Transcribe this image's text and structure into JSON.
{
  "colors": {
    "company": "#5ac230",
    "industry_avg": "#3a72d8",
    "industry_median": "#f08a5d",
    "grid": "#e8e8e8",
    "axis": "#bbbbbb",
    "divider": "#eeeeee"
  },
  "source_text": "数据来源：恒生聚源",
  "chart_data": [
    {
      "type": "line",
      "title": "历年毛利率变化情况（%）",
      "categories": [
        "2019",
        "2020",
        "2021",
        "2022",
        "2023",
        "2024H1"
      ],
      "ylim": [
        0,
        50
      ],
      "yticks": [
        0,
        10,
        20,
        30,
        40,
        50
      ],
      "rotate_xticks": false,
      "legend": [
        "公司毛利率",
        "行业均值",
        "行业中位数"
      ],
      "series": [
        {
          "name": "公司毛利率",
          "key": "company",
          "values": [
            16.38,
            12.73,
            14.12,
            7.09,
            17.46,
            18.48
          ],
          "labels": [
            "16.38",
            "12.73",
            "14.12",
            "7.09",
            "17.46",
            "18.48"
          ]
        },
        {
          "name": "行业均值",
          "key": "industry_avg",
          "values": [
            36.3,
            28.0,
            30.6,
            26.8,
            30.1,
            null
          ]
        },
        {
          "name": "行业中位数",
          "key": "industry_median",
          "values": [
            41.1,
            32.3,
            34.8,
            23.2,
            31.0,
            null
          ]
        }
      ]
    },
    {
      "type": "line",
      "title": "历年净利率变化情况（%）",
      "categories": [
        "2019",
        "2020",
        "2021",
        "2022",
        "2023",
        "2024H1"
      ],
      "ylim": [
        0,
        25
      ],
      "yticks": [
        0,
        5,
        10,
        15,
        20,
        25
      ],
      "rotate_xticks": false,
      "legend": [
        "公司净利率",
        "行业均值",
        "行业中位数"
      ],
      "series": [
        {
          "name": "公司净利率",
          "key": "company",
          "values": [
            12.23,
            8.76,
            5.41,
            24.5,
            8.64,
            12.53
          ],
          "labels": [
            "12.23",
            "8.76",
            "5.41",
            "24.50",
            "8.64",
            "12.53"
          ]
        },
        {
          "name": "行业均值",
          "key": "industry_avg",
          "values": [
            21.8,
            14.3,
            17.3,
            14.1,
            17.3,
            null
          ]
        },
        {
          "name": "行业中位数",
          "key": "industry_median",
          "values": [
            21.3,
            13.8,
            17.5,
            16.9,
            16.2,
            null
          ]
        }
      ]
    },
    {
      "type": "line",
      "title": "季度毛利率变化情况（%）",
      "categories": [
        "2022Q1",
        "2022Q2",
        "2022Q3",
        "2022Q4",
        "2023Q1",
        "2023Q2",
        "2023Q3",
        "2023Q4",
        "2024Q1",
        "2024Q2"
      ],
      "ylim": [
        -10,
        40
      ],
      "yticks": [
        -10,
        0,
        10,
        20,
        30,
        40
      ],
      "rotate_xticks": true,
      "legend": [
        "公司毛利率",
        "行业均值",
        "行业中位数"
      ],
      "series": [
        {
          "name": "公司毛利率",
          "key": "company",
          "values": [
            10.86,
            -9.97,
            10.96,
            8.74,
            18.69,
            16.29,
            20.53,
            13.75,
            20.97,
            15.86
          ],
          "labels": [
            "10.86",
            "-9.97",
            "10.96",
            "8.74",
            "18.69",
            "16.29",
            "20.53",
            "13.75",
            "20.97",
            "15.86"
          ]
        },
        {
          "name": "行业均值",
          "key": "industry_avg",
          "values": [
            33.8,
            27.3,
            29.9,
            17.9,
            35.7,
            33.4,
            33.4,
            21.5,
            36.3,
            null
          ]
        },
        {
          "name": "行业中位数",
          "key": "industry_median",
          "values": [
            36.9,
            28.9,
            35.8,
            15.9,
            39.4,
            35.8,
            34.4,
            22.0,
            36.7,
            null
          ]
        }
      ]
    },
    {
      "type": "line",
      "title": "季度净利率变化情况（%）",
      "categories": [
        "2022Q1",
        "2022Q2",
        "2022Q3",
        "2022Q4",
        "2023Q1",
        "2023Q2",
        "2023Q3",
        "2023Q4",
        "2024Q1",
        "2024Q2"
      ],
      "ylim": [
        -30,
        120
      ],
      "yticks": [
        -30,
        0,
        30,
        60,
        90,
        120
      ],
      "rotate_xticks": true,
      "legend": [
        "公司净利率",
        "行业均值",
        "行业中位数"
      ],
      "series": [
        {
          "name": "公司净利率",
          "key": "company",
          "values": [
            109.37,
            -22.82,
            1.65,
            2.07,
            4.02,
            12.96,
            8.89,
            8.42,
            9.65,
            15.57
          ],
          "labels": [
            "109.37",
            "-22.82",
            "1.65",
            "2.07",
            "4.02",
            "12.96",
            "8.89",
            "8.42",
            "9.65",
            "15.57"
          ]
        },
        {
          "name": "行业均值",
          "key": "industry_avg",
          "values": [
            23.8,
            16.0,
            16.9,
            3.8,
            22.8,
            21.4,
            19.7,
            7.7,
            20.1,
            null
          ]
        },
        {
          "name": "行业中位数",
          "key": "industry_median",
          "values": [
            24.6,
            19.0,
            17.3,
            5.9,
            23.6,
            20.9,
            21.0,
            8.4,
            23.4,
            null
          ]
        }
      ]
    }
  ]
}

:::

◆ TASK DESCRIPTION
Write down all the entries again without a single difference.

◆ SOLUTION FOR THIS PROBLEM
Transcribe this image's text and structure into JSON.
{
  "colors": {
    "company": "#5ac230",
    "industry_avg": "#3a72d8",
    "industry_median": "#f08a5d",
    "grid": "#e8e8e8",
    "axis": "#bbbbbb",
    "divider": "#eeeeee"
  },
  "source_text": "数据来源：恒生聚源",
  "chart_data": [
    {
      "type": "line",
      "title": "历年毛利率变化情况（%）",
      "categories": [
        "2019",
        "2020",
        "2021",
        "2022",
        "2023",
        "2024H1"
      ],
      "ylim": [
        0,
        50
      ],
      "yticks": [
        0,
        10,
        20,
        30,
        40,
        50
      ],
      "rotate_xticks": false,
      "legend": [
        "公司毛利率",
        "行业均值",
        "行业中位数"
      ],
      "series": [
        {
          "name": "公司毛利率",
          "key": "company",
          "values": [
            16.38,
            12.73,
            14.12,
            7.09,
            17.46,
            18.48
          ],
          "labels": [
            "16.38",
            "12.73",
            "14.12",
            "7.09",
            "17.46",
            "18.48"
          ]
        },
        {
          "name": "行业均值",
          "key": "industry_avg",
          "values": [
            36.3,
            28.0,
            30.6,
            26.8,
            30.1,
            null
          ]
        },
        {
          "name": "行业中位数",
          "key": "industry_median",
          "values": [
            41.1,
            32.3,
            34.8,
            23.2,
            31.0,
            null
          ]
        }
      ]
    },
    {
      "type": "line",
      "title": "历年净利率变化情况（%）",
      "categories": [
        "2019",
        "2020",
        "2021",
        "2022",
        "2023",
        "2024H1"
      ],
      "ylim": [
        0,
        25
      ],
      "yticks": [
        0,
        5,
        10,
        15,
        20,
        25
      ],
      "rotate_xticks": false,
      "legend": [
        "公司净利率",
        "行业均值",
        "行业中位数"
      ],
      "series": [
        {
          "name": "公司净利率",
          "key": "company",
          "values": [
            12.23,
            8.76,
            5.41,
            24.5,
            8.64,
            12.53
          ],
          "labels": [
            "12.23",
            "8.76",
            "5.41",
            "24.50",
            "8.64",
            "12.53"
          ]
        },
        {
          "name": "行业均值",
          "key": "industry_avg",
          "values": [
            21.8,
            14.3,
            17.3,
            14.1,
            17.3,
            null
          ]
        },
        {
          "name": "行业中位数",
          "key": "industry_median",
          "values": [
            21.3,
            13.8,
            17.5,
            16.9,
            16.2,
            null
          ]
        }
      ]
    },
    {
      "type": "line",
      "title": "季度毛利率变化情况（%）",
      "categories": [
        "2022Q1",
        "2022Q2",
        "2022Q3",
        "2022Q4",
        "2023Q1",
        "2023Q2",
        "2023Q3",
        "2023Q4",
        "2024Q1",
        "2024Q2"
      ],
      "ylim": [
        -10,
        40
      ],
      "yticks": [
        -10,
        0,
        10,
        20,
        30,
        40
      ],
      "rotate_xticks": true,
      "legend": [
        "公司毛利率",
        "行业均值",
        "行业中位数"
      ],
      "series": [
        {
          "name": "公司毛利率",
          "key": "company",
          "values": [
            10.86,
            -9.97,
            10.96,
            8.74,
            18.69,
            16.29,
            20.53,
            13.75,
            20.97,
            15.86
          ],
          "labels": [
            "10.86",
            "-9.97",
            "10.96",
            "8.74",
            "18.69",
            "16.29",
            "20.53",
            "13.75",
            "20.97",
            "15.86"
          ]
        },
        {
          "name": "行业均值",
          "key": "industry_avg",
          "values": [
            33.8,
            27.3,
            29.9,
            17.9,
            35.7,
            33.4,
            33.4,
            21.5,
            36.3,
            null
          ]
        },
        {
          "name": "行业中位数",
          "key": "industry_median",
          "values": [
            36.9,
            28.9,
            35.8,
            15.9,
            39.4,
            35.8,
            34.4,
            22.0,
            36.7,
            null
          ]
        }
      ]
    },
    {
      "type": "line",
      "title": "季度净利率变化情况（%）",
      "categories": [
        "2022Q1",
        "2022Q2",
        "2022Q3",
        "2022Q4",
        "2023Q1",
        "2023Q2",
        "2023Q3",
        "2023Q4",
        "2024Q1",
        "2024Q2"
      ],
      "ylim": [
        -30,
        120
      ],
      "yticks": [
        -30,
        0,
        30,
        60,
        90,
        120
      ],
      "rotate_xticks": true,
      "legend": [
        "公司净利率",
        "行业均值",
        "行业中位数"
      ],
      "series": [
        {
          "name": "公司净利率",
          "key": "company",
          "values": [
            109.37,
            -22.82,
            1.65,
            2.07,
            4.02,
            12.96,
            8.89,
            8.42,
            9.65,
            15.57
          ],
          "labels": [
            "109.37",
            "-22.82",
            "1.65",
            "2.07",
            "4.02",
            "12.96",
            "8.89",
            "8.42",
            "9.65",
            "15.57"
          ]
        },
        {
          "name": "行业均值",
          "key": "industry_avg",
          "values": [
            23.8,
            16.0,
            16.9,
            3.8,
            22.8,
            21.4,
            19.7,
            7.7,
            20.1,
            null
          ]
        },
        {
          "name": "行业中位数",
          "key": "industry_median",
          "values": [
            24.6,
            19.0,
            17.3,
            5.9,
            23.6,
            20.9,
            21.0,
            8.4,
            23.4,
            null
          ]
        }
      ]
    }
  ]
}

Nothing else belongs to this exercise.